**Requirements:**
Every entry that follows should be repeated exactly; drop the images.
+---+
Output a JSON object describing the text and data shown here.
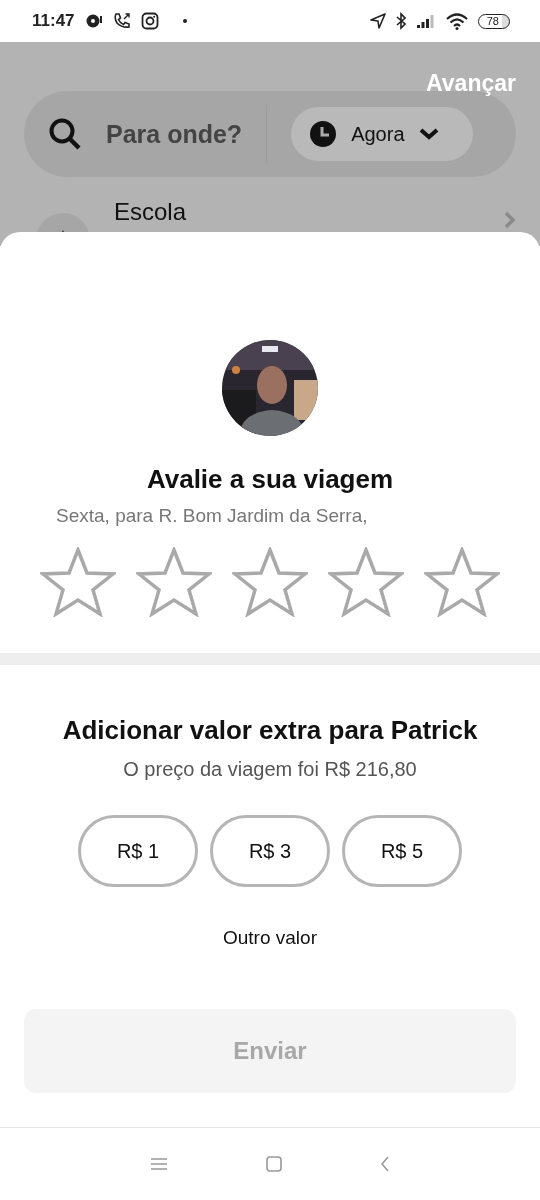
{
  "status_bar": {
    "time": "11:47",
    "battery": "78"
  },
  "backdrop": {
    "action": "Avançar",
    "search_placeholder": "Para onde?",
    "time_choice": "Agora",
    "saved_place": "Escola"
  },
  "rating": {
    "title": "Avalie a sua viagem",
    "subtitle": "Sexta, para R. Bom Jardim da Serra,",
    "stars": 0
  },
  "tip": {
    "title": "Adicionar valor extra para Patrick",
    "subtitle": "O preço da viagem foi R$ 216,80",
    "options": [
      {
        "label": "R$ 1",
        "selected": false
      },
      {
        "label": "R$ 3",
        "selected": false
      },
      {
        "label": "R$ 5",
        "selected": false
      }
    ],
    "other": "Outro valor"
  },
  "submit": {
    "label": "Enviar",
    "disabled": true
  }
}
+---+
**Completed exercise:**
Output a JSON object describing the text and data shown here.
{
  "status_bar": {
    "time": "11:47",
    "battery": "78"
  },
  "backdrop": {
    "action": "Avançar",
    "search_placeholder": "Para onde?",
    "time_choice": "Agora",
    "saved_place": "Escola"
  },
  "rating": {
    "title": "Avalie a sua viagem",
    "subtitle": "Sexta, para R. Bom Jardim da Serra,",
    "stars": 0
  },
  "tip": {
    "title": "Adicionar valor extra para Patrick",
    "subtitle": "O preço da viagem foi R$ 216,80",
    "options": [
      {
        "label": "R$ 1",
        "selected": false
      },
      {
        "label": "R$ 3",
        "selected": false
      },
      {
        "label": "R$ 5",
        "selected": false
      }
    ],
    "other": "Outro valor"
  },
  "submit": {
    "label": "Enviar",
    "disabled": true
  }
}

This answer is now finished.